# Estratto fornito
# # # #

A Capo d’Orlando, due mesi fa circa, Lucio Zinna mi ha generosamente lasciato una copia della sua Arenaria. Mi prometto in futuro di approfondire la qualità letteraria e la persona di Lucio Zinna con una esaustiva intervista. Intanto, apro la mia lente d’ingrandimentosu questa collana di volumi collettanei di letteratura moderna e contemporanea. Riporto le stesse parole che auto presentano l’opera: è un’iniziativa culturale no profit, a diffusione gratuita, come è gratuita la collaborazione e ogni prestazione personale. E’ un mezzo destinato, oltre alla proposta di nuovi testi, all’informazione e alla critica, senza alcun condizionamento da parte del mercato librario o di natura ideologica. Una peculiare tendenza dell’iniziativa consiste nell’offrire uno spazio alle realizzazioni di livello della media e piccola editoria nonché della c.d. esoeditoria. I volumi non hanno periodicità prefissata, trattandosi di collana libraria e non di pubblicazione periodica.

# # # #

# Azioni richieste
a) Secondo l'estratto su Arenaria, in quale località Lucio Zinna ha lasciato una copia della sua opera?
b) Prosegui il testo su Arenaria, riprendendo subito dopo l'ultima frase riportata.

# Materiale
# # # #

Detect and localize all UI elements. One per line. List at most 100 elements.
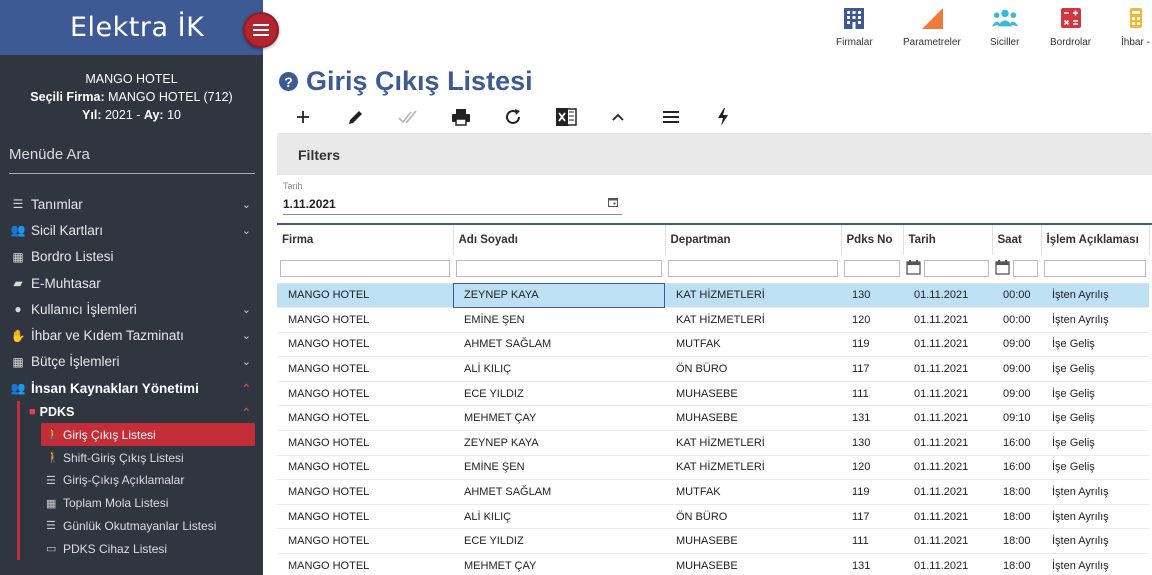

# # # #

# Risposte scritte
a) A Capo d’Orlando.

b)
L’autorevolezza di Lucio Zinna conduce e orienta Arenaria. La redazione ha sede a Palermo in via Alcide De Gasperi 2. Attualmente è al suo quinto numero.
Tra saggi, una ricca antologia poetica, e molte recensioni articolate ho estratto questo bell’articolo di Vittorio Riera su Giacomo Giardina.
In questo modo, conosciamo un poeta interessante.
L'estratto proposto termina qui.